**PROBLEM REQUIREMENTS**
Transcribe the listing from the line containing "- intro-paragraph: Bērnu" through the line containing "- figure-code: II11PK048a: [707, 555, 744, 562]", keeping both of those lines.

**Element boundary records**
## BEGIN
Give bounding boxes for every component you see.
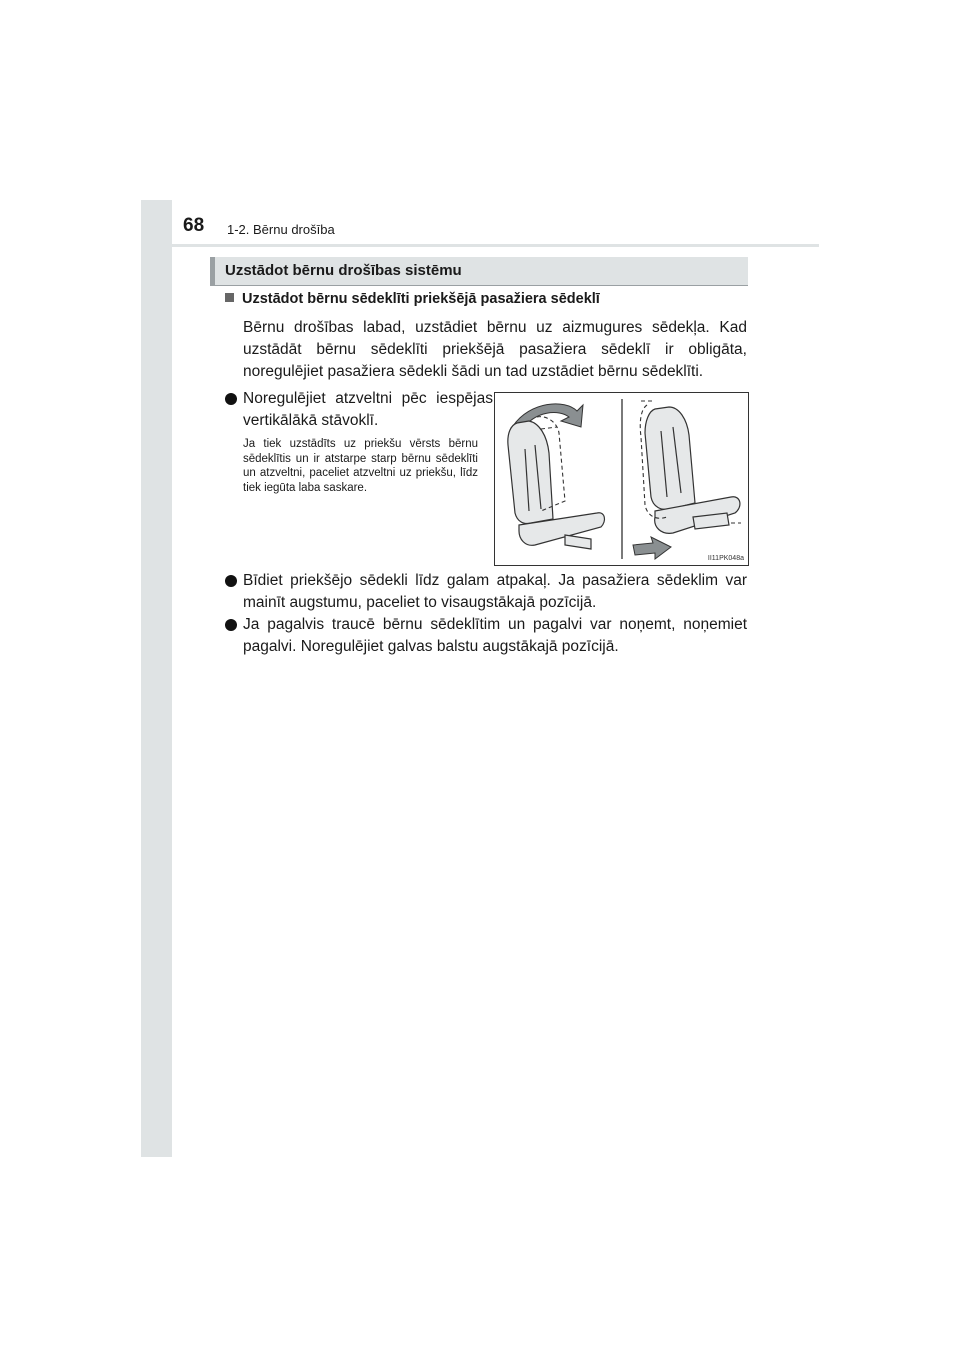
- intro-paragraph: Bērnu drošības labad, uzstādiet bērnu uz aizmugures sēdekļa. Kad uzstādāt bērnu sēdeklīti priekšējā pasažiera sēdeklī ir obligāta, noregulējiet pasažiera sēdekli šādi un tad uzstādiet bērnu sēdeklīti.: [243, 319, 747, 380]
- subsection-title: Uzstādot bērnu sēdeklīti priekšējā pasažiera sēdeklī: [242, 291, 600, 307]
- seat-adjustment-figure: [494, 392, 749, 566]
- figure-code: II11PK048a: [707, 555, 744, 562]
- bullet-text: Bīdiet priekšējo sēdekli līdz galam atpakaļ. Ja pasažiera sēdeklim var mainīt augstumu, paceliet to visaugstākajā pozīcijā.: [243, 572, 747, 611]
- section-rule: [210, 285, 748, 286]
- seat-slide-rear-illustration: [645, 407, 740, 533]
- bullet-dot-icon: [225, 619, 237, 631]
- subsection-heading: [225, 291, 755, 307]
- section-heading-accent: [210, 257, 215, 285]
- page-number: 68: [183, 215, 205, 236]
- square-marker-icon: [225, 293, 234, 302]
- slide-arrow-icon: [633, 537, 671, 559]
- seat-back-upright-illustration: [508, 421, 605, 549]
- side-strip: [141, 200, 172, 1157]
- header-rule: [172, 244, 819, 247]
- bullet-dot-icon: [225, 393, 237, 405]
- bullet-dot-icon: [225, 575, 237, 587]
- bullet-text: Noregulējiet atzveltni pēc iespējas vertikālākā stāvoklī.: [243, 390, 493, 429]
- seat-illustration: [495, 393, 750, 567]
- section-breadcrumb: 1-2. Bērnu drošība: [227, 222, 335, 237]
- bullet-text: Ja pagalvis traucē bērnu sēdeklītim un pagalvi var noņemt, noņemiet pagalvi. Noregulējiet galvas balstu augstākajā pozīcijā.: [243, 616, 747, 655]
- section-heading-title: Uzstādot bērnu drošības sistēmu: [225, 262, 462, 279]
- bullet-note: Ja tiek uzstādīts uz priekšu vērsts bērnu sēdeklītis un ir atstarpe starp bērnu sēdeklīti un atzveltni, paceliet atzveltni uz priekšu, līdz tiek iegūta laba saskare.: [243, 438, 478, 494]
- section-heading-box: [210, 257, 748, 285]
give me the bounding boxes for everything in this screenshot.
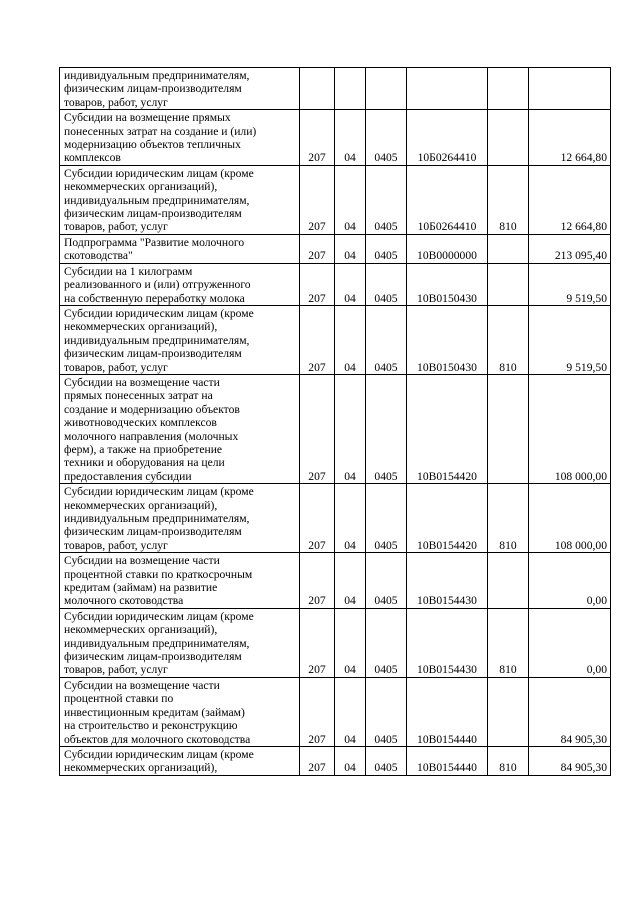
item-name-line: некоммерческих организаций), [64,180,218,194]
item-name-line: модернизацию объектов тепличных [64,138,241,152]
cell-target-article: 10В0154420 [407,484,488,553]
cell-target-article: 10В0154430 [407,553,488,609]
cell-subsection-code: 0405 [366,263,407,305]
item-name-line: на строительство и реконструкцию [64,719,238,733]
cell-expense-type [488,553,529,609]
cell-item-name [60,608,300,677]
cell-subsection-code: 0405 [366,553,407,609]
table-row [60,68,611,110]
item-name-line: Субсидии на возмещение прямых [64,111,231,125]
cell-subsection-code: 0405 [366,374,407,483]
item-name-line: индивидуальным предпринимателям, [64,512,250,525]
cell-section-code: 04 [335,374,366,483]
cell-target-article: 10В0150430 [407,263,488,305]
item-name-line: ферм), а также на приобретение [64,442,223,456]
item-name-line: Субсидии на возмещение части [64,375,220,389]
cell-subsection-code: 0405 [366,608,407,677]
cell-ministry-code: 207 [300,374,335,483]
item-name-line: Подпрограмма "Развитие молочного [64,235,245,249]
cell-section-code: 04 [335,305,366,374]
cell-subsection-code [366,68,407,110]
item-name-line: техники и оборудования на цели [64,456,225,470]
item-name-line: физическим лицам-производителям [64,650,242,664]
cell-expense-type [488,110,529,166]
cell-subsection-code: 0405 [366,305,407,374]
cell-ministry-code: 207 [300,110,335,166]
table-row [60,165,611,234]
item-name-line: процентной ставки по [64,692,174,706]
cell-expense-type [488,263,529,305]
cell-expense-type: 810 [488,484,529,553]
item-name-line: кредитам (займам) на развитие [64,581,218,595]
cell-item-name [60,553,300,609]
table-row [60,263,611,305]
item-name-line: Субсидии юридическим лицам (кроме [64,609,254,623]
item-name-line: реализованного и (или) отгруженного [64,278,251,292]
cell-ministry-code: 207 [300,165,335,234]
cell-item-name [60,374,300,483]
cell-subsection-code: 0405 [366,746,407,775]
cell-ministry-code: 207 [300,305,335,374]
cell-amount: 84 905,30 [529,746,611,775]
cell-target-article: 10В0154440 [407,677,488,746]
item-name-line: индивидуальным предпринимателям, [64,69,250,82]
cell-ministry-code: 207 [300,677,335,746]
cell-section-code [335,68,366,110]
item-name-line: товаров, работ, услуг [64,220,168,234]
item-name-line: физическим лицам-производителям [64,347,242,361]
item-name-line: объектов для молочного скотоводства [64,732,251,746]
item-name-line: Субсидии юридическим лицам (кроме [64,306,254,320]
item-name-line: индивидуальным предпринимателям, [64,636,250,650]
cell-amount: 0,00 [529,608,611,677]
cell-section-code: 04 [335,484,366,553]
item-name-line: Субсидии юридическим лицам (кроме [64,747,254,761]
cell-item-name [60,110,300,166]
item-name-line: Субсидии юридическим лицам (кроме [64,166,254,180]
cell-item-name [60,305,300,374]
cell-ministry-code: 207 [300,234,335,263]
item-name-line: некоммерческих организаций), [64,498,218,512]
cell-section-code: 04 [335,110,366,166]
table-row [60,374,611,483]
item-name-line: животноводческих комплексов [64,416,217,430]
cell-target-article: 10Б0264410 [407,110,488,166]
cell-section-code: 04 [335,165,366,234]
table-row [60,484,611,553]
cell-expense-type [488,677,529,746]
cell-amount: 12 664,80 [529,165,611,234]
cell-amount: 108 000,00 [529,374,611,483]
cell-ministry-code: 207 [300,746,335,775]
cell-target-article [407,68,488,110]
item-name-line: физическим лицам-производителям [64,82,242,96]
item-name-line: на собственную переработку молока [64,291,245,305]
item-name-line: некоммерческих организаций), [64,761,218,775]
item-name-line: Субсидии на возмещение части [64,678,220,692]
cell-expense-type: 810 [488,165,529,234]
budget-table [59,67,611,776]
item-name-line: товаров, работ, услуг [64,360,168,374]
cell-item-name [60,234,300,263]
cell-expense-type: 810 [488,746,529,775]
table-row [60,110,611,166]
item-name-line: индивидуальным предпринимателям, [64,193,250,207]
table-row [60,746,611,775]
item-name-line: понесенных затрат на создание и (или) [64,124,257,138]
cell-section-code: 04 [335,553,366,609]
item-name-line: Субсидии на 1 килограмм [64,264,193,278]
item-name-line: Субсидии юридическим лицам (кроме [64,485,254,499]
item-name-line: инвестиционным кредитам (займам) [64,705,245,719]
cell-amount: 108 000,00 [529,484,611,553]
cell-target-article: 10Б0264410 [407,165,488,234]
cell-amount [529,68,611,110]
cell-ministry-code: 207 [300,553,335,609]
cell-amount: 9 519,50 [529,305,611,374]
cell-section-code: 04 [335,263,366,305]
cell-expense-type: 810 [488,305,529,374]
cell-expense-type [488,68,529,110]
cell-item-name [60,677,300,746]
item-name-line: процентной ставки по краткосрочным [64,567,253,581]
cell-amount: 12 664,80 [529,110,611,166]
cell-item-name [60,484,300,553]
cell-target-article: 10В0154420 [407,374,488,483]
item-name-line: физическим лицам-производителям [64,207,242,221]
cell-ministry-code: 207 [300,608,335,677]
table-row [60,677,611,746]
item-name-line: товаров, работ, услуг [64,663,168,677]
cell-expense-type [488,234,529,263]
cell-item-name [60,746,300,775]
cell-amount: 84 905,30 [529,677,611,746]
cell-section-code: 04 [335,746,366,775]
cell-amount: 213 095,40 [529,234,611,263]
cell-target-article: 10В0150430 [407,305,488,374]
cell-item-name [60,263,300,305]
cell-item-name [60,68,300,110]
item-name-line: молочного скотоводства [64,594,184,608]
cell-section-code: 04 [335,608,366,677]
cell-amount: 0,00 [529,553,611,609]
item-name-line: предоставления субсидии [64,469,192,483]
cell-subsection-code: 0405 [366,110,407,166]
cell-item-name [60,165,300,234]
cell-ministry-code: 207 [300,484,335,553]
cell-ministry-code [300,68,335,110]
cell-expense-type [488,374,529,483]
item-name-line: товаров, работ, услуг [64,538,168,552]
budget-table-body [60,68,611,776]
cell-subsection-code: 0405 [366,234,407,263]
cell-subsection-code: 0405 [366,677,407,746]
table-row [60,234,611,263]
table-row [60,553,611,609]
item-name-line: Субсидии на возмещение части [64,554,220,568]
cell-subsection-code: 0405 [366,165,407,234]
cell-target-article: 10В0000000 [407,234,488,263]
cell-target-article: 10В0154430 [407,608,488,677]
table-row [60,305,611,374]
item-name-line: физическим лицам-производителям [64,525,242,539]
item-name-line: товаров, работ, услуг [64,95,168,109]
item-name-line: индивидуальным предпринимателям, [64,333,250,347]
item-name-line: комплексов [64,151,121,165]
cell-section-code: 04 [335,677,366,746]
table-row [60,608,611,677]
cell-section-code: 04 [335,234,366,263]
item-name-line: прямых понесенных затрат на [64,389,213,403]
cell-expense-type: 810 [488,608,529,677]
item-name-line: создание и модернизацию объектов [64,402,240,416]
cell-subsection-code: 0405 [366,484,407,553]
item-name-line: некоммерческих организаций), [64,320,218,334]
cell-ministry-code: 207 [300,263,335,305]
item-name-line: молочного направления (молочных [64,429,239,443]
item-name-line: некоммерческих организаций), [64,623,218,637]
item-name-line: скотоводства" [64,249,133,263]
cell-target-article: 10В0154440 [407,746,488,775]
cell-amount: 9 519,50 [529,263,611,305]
## END
**SOLUTION TO THIS EXERCISE**
- intro-paragraph: Bērnu drošības labad, uzstādiet bērnu uz aizmugures sēdekļa. Kad uzstādāt bērnu sēdeklīti priekšējā pasažiera sēdeklī ir obligāta, noregulējiet pasažiera sēdekli šādi un tad uzstādiet bērnu sēdeklīti.: [243, 319, 747, 380]
- subsection-title: Uzstādot bērnu sēdeklīti priekšējā pasažiera sēdeklī: [242, 291, 600, 307]
- seat-adjustment-figure: [494, 392, 749, 566]
- figure-code: II11PK048a: [707, 555, 744, 562]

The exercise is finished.